Consigne a
Traduisez en anglais cette phrase de l'extrait fourni : « Enfin, le troisième volet du plan d'investissement est de nature réglementaire. »

Extrait fourni
►

Pour donner une suite concrète aux propositions comme celles du rapport de MM. Pisani-Ferry et Enderlein, que nous avons auditionnés en commission, il est important que le FEIS puisse financer des projets identifiés et mis en oeuvre sur une base bilatérale. Il existe des projets non seulement franco-allemands, mais aussi franco-espagnols ou franco-italiens.

Par ailleurs, la proposition de règlement prévoit la création d'une réserve européenne de projets d'investissement dont l'objectif est de permettre aux investisseurs de disposer d'informations sur les projets potentiels. La Commission et la BEI considèrent en effet que le manque d'informations pénalise souvent les investissements.

Enfin, le troisième volet du plan d'investissement est de nature réglementaire. Il s'agit de lever les obstacles à l'investissement et de renforcer encore le marché unique de manière à démultiplier les effets du plan et à rendre l'Union européenne plus attractive.

Ce volet est présenté comme particulièrement important et crucial pour atteindre les objectifs du plan - MM. Pisani-Ferry et Enderlein ont d'ailleurs insisté sur ce point -, mais, paradoxalement, il est aussi le moins détaillé.

La communication de la Commission du 26 novembre dernier évoque trois pistes en termes très généraux : d'abord, l'amélioration de la réglementation européenne et nationale, la réduction des charges administratives ou encore une amélioration de l'efficacité de la dépense publique ; ensuite, de nouvelles sources de financement à long terme, y compris des mesures visant à créer une union des marchés de capitaux ; enfin, la suppression des obstacles à l'investissement dans le marché unique. Dans ses conclusions, le Conseil européen du 18 décembre reprend ces objectifs et évoque plus spécifiquement l'Union de l'énergie, pour laquelle la Commission est invitée à présenter une proposition globale « bien avant le Conseil européen de mars 2015 », et le marché unique numérique, pour lequel la Commission est également invitée à présenter une communication ambitieuse « bien avant le Conseil européen de juin 2015 ».

◄

Enregistrements de zones étiquetées
►

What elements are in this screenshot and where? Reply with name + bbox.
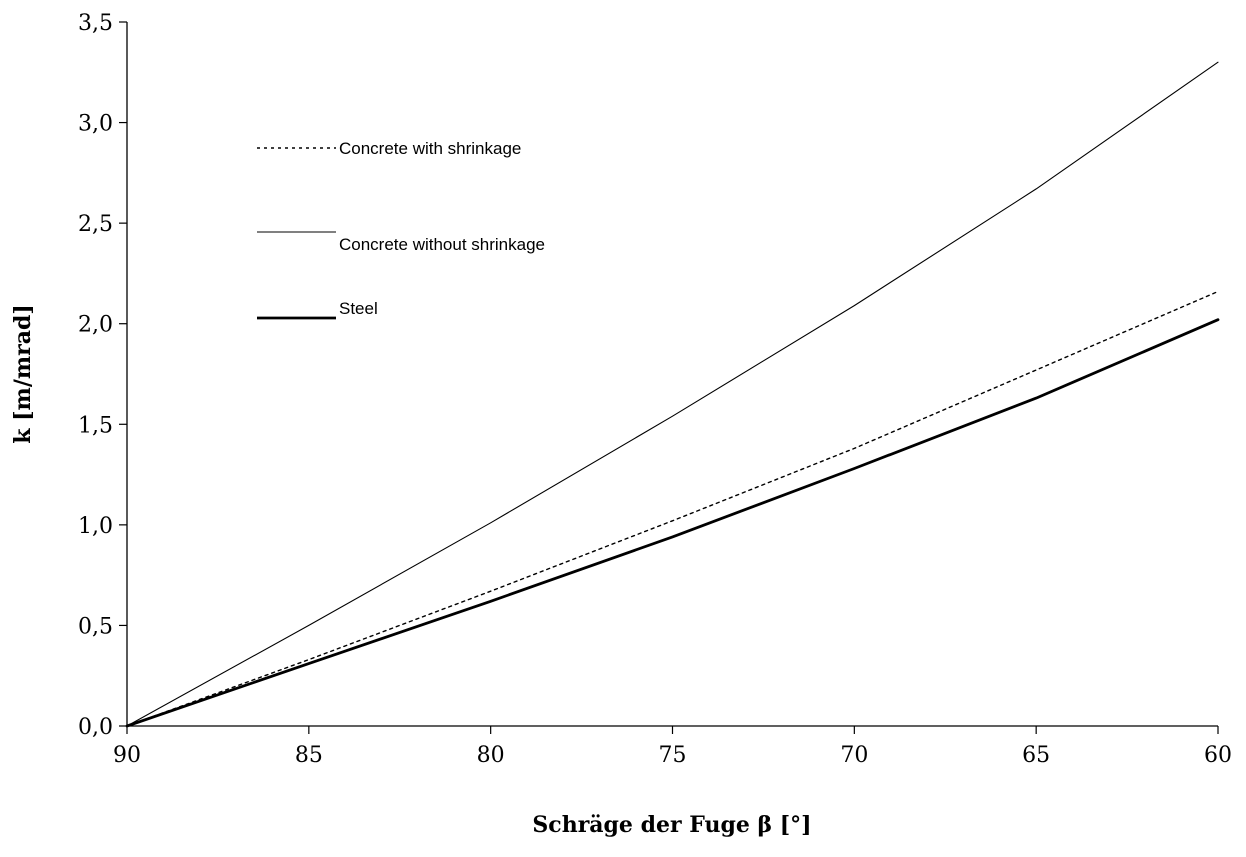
y-axis-title: k [m/mrad] [10,304,36,444]
series-line-2 [126,61,1219,727]
legend-label-1: Concrete with shrinkage [339,139,521,158]
x-tick-label: 60 [1204,743,1232,768]
legend: Concrete with shrinkage Concrete without … [257,139,545,320]
y-tick-label: 0,0 [78,715,113,740]
x-tick-label: 90 [113,743,141,768]
legend-label-3: Steel [339,299,378,318]
x-tick-label: 65 [1022,743,1050,768]
x-tick-label: 75 [659,743,687,768]
y-tick-label: 3,5 [78,11,113,36]
y-tick-label: 3,0 [78,112,113,137]
y-tick-label: 2,5 [78,212,113,237]
y-tick-label: 1,0 [78,514,113,539]
legend-label-2: Concrete without shrinkage [339,235,545,254]
series-line-3 [125,318,1220,728]
y-tick-label: 0,5 [78,614,113,639]
x-tick-label: 70 [840,743,868,768]
x-tick-label: 80 [477,743,505,768]
y-tick-label: 2,0 [78,313,113,338]
y-tick-label: 1,5 [78,413,113,438]
ticks: 0,0 0,5 1,0 1,5 2,0 2,5 3,0 3,5 90 85 80 75 70 65 60 [78,11,1232,768]
x-tick-label: 85 [295,743,323,768]
x-axis-title: Schräge der Fuge β [°] [532,812,811,838]
axes [126,22,1218,727]
series-lines [125,61,1220,728]
series-line-1 [126,290,1219,727]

◄

Consigne b
Recopiez sans aucune modification les lignes des enregistrements, de la ligne contenant « y-axis-title: k [m/mrad] [10,304,36,444] » jusqu'à celle contenant « y-tick-label: 1,0 [78,514,113,539] », ces deux lignes comprises.

Résultat attendu a
Finally, the third component of the investment plan is regulatory in nature.

Résultat attendu b
y-axis-title: k [m/mrad] [10,304,36,444]
series-line-2 [126,61,1219,727]
legend-label-1: Concrete with shrinkage [339,139,521,158]
x-tick-label: 60 [1204,743,1232,768]
legend: Concrete with shrinkage Concrete without … [257,139,545,320]
y-tick-label: 0,0 [78,715,113,740]
x-tick-label: 90 [113,743,141,768]
legend-label-3: Steel [339,299,378,318]
x-tick-label: 65 [1022,743,1050,768]
x-tick-label: 75 [659,743,687,768]
y-tick-label: 3,5 [78,11,113,36]
y-tick-label: 3,0 [78,112,113,137]
y-tick-label: 2,5 [78,212,113,237]
y-tick-label: 1,0 [78,514,113,539]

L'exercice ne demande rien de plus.